Work to be completed:
Keep only the lines that hold the string "name", filtering out the rest of the entries below.

Start of Items

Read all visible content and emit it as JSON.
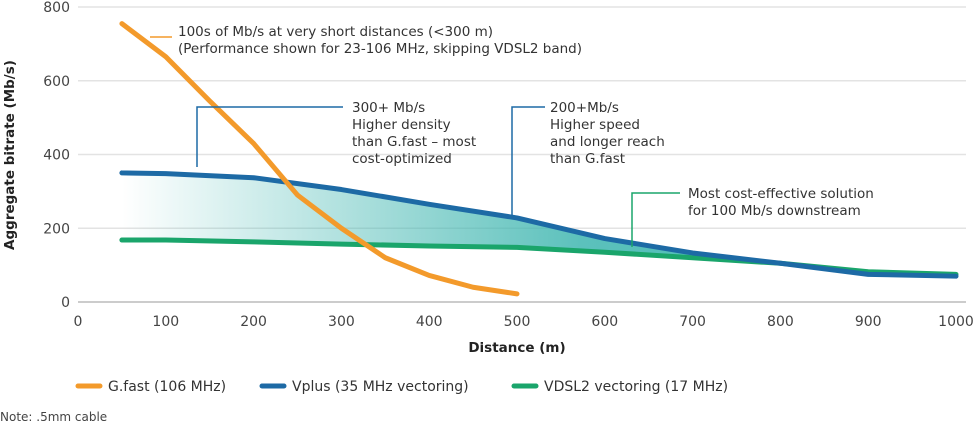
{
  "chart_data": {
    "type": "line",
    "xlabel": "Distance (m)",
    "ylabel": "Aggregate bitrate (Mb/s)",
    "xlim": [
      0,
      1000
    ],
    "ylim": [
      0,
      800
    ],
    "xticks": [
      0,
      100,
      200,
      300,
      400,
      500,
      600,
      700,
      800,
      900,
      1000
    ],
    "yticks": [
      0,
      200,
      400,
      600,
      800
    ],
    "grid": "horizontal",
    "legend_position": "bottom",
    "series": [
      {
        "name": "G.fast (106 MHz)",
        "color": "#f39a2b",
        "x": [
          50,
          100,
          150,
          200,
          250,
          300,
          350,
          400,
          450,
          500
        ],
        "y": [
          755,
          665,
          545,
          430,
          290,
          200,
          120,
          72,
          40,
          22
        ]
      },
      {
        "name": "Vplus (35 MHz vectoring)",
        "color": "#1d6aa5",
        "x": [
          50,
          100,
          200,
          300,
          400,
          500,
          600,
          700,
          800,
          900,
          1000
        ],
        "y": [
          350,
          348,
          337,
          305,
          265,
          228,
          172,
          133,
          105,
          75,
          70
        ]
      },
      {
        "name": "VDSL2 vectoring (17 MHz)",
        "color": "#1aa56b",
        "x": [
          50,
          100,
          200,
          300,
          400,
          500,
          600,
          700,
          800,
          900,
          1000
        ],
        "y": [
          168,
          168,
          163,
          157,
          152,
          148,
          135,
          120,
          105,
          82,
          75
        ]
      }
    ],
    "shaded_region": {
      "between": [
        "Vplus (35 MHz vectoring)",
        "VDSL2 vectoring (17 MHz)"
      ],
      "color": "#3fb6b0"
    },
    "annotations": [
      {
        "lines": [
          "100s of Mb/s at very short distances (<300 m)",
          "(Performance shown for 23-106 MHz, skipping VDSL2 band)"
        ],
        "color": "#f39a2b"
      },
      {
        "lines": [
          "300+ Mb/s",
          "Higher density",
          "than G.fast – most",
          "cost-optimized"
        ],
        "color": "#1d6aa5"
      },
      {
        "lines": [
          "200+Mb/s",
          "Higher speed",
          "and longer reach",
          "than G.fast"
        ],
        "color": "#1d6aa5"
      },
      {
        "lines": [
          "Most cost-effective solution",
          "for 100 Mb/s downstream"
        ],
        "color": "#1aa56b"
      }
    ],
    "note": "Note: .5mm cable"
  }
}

End of Items
Start of Items

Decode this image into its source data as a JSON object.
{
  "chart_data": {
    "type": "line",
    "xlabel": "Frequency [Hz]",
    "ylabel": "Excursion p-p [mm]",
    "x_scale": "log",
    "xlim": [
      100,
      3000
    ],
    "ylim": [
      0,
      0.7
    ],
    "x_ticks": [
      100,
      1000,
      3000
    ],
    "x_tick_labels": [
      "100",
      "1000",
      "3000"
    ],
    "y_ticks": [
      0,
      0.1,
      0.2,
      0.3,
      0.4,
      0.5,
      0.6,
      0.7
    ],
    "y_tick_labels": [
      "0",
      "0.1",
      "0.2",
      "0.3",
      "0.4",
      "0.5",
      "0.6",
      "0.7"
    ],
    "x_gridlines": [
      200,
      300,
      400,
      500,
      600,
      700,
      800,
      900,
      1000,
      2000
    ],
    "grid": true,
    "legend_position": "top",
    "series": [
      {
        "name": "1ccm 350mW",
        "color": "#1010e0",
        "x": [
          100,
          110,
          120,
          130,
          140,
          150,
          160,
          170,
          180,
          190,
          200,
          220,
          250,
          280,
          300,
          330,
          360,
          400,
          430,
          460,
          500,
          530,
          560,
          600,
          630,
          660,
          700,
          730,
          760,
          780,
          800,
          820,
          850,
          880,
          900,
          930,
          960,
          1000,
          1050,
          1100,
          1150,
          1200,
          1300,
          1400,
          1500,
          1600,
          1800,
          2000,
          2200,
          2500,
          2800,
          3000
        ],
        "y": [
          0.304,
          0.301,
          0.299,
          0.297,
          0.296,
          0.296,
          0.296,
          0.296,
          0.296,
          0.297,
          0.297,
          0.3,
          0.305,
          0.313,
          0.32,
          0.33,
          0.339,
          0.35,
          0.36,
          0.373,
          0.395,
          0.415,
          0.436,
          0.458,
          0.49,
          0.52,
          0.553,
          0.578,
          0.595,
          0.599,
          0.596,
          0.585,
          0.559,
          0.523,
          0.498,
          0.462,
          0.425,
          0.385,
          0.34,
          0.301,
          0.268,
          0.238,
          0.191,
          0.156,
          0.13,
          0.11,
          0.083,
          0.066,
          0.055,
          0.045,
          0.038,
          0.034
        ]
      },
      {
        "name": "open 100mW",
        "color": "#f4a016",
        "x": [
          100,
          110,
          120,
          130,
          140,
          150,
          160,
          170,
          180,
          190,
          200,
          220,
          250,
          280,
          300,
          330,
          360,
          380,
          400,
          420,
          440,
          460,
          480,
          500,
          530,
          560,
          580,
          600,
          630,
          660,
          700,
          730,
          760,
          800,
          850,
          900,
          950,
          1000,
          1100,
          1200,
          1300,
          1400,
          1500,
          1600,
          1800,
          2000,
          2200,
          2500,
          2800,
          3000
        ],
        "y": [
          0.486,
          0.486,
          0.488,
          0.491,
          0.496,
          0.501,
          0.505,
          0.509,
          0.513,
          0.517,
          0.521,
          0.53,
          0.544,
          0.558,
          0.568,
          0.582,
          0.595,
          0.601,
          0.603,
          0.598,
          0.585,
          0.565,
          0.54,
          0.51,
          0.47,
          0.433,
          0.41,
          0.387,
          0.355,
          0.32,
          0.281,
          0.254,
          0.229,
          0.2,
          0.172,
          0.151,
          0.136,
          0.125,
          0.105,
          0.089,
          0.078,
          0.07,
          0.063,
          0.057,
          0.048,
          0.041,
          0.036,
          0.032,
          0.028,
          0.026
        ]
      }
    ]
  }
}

End of Items

Task response:
        "name": "G.fast (106 MHz)",
        "name": "Vplus (35 MHz vectoring)",
        "name": "VDSL2 vectoring (17 MHz)",
        "name": "1ccm 350mW",
        "name": "open 100mW",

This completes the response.